Start ITEMS

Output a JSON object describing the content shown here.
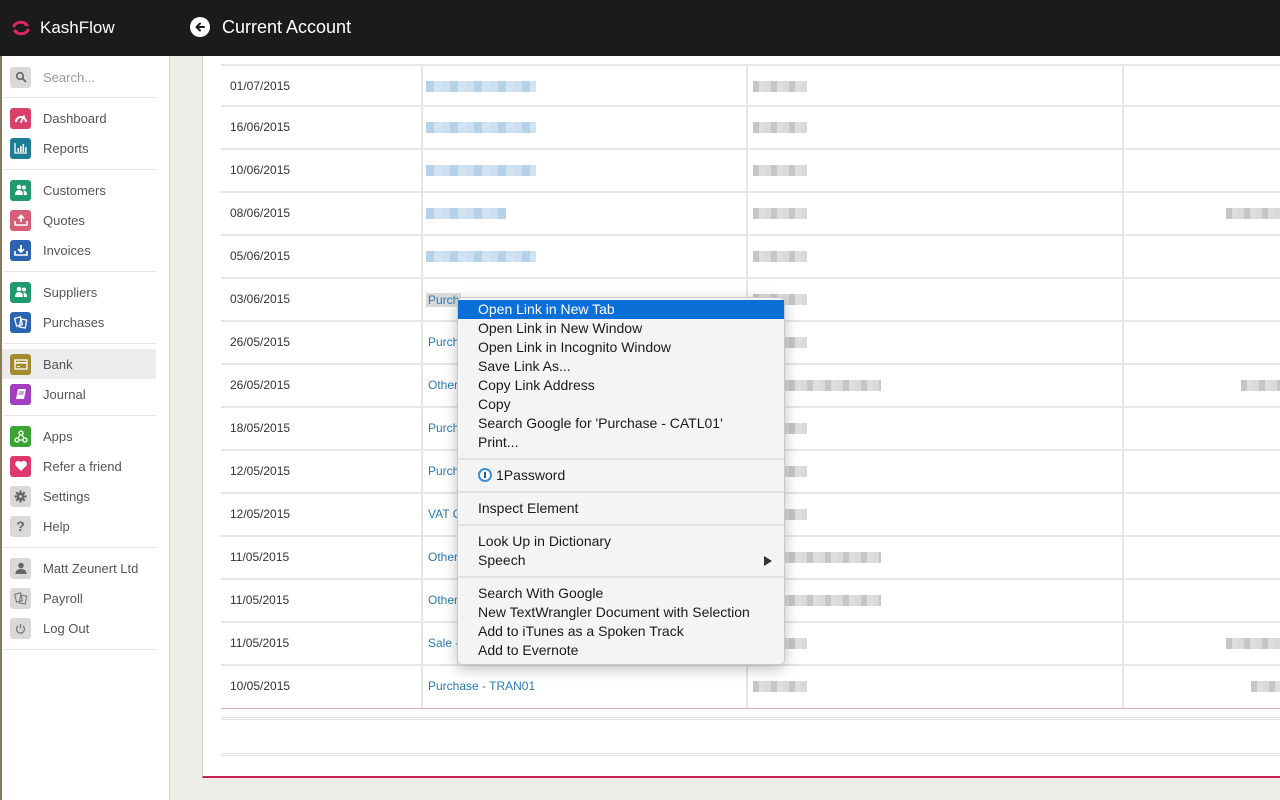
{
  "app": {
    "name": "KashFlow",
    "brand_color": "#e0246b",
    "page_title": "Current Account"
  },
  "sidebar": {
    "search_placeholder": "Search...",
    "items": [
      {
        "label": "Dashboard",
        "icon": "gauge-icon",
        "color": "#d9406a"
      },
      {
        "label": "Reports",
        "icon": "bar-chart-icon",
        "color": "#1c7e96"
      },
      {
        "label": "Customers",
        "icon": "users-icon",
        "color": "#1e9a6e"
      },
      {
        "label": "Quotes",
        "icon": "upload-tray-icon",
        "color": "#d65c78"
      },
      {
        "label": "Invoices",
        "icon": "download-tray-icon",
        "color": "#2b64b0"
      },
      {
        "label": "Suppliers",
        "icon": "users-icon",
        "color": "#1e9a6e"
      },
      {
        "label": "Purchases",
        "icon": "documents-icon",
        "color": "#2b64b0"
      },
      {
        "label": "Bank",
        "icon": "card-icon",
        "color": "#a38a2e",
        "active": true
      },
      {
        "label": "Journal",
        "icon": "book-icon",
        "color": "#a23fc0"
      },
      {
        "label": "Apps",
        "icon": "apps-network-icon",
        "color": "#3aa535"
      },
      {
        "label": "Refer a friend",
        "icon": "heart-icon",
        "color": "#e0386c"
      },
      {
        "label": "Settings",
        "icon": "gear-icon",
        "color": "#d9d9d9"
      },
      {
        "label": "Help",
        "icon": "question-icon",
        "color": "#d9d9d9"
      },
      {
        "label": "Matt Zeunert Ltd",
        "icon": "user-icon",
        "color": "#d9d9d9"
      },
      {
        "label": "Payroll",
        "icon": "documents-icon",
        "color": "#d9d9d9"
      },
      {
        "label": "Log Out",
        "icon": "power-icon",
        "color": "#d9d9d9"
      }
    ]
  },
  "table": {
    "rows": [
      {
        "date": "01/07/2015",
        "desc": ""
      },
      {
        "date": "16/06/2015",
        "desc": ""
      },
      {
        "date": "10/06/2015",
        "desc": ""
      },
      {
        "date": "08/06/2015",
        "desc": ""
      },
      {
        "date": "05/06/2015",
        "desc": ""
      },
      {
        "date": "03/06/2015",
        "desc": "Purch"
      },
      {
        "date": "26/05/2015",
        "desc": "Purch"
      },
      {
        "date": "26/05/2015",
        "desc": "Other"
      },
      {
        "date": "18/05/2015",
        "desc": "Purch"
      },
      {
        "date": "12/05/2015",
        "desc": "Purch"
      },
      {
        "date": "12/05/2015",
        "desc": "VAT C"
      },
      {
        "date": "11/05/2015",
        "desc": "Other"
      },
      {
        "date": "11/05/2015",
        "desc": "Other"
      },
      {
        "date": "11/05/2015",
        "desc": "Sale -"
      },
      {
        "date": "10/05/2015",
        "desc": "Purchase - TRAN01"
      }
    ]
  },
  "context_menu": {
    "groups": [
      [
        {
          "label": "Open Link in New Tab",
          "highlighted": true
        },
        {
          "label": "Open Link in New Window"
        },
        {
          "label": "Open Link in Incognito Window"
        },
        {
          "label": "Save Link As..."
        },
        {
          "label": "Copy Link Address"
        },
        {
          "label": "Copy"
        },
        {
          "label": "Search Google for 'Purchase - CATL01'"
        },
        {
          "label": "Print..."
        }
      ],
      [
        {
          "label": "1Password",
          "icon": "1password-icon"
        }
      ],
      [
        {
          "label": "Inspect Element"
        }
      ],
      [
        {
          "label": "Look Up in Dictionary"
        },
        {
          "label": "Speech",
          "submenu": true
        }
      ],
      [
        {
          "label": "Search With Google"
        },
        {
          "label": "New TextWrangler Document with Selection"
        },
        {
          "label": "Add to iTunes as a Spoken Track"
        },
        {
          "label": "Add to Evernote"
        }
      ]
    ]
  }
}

End ITEMS

- PROBLEM REQUIREMENTS: Reproduce each line from the records that contains the word "Search".

- SOLUTION FOR THIS EXERCISE:
    "search_placeholder": "Search...",
          "label": "Search Google for 'Purchase - CATL01'"
          "label": "Search With Google"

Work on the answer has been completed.